--- START ---

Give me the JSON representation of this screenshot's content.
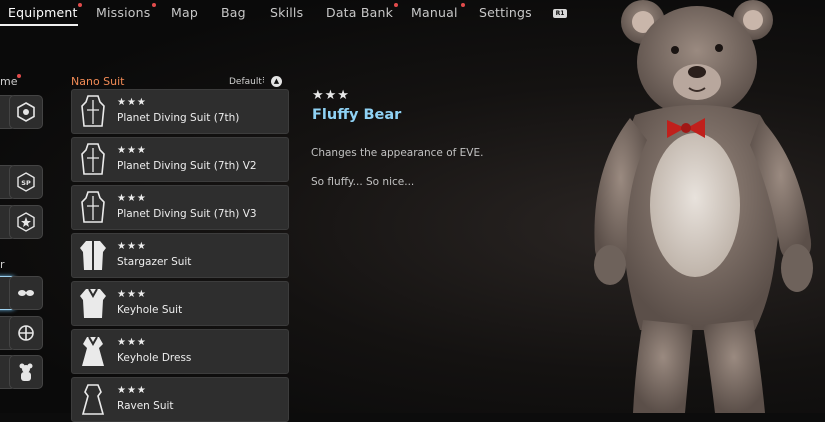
{
  "tabs": [
    {
      "label": "Equipment",
      "active": true,
      "alert": true
    },
    {
      "label": "Missions",
      "alert": true
    },
    {
      "label": "Map",
      "alert": false
    },
    {
      "label": "Bag",
      "alert": false
    },
    {
      "label": "Skills",
      "alert": false
    },
    {
      "label": "Data Bank",
      "alert": true
    },
    {
      "label": "Manual",
      "alert": true
    },
    {
      "label": "Settings",
      "alert": false
    }
  ],
  "tab_next_hint": "R1",
  "side": {
    "label_top": "me",
    "label_mid": "r"
  },
  "list": {
    "title": "Nano Suit",
    "sort_label": "Default",
    "sort_icon": "triangle-button-icon",
    "items": [
      {
        "stars": "★★★",
        "name": "Planet Diving Suit (7th)",
        "icon": "diving-suit-icon"
      },
      {
        "stars": "★★★",
        "name": "Planet Diving Suit (7th) V2",
        "icon": "diving-suit-icon"
      },
      {
        "stars": "★★★",
        "name": "Planet Diving Suit (7th) V3",
        "icon": "diving-suit-icon"
      },
      {
        "stars": "★★★",
        "name": "Stargazer Suit",
        "icon": "jacket-suit-icon"
      },
      {
        "stars": "★★★",
        "name": "Keyhole Suit",
        "icon": "jacket-suit-icon"
      },
      {
        "stars": "★★★",
        "name": "Keyhole Dress",
        "icon": "dress-icon"
      },
      {
        "stars": "★★★",
        "name": "Raven Suit",
        "icon": "dress-icon"
      }
    ]
  },
  "detail": {
    "stars": "★★★",
    "title": "Fluffy Bear",
    "description": "Changes the appearance of EVE.",
    "flavor": "So fluffy... So nice..."
  },
  "colors": {
    "accent_title": "#8fd2f5",
    "list_header": "#f08a55",
    "alert_dot": "#e14b4b"
  }
}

--- END ---

* What to work on
Print the full listing exactly, dropping the pictures.

* Response to the exercise
Give me the JSON representation of this screenshot's content.
{
  "tabs": [
    {
      "label": "Equipment",
      "active": true,
      "alert": true
    },
    {
      "label": "Missions",
      "alert": true
    },
    {
      "label": "Map",
      "alert": false
    },
    {
      "label": "Bag",
      "alert": false
    },
    {
      "label": "Skills",
      "alert": false
    },
    {
      "label": "Data Bank",
      "alert": true
    },
    {
      "label": "Manual",
      "alert": true
    },
    {
      "label": "Settings",
      "alert": false
    }
  ],
  "tab_next_hint": "R1",
  "side": {
    "label_top": "me",
    "label_mid": "r"
  },
  "list": {
    "title": "Nano Suit",
    "sort_label": "Default",
    "sort_icon": "triangle-button-icon",
    "items": [
      {
        "stars": "★★★",
        "name": "Planet Diving Suit (7th)",
        "icon": "diving-suit-icon"
      },
      {
        "stars": "★★★",
        "name": "Planet Diving Suit (7th) V2",
        "icon": "diving-suit-icon"
      },
      {
        "stars": "★★★",
        "name": "Planet Diving Suit (7th) V3",
        "icon": "diving-suit-icon"
      },
      {
        "stars": "★★★",
        "name": "Stargazer Suit",
        "icon": "jacket-suit-icon"
      },
      {
        "stars": "★★★",
        "name": "Keyhole Suit",
        "icon": "jacket-suit-icon"
      },
      {
        "stars": "★★★",
        "name": "Keyhole Dress",
        "icon": "dress-icon"
      },
      {
        "stars": "★★★",
        "name": "Raven Suit",
        "icon": "dress-icon"
      }
    ]
  },
  "detail": {
    "stars": "★★★",
    "title": "Fluffy Bear",
    "description": "Changes the appearance of EVE.",
    "flavor": "So fluffy... So nice..."
  },
  "colors": {
    "accent_title": "#8fd2f5",
    "list_header": "#f08a55",
    "alert_dot": "#e14b4b"
  }
}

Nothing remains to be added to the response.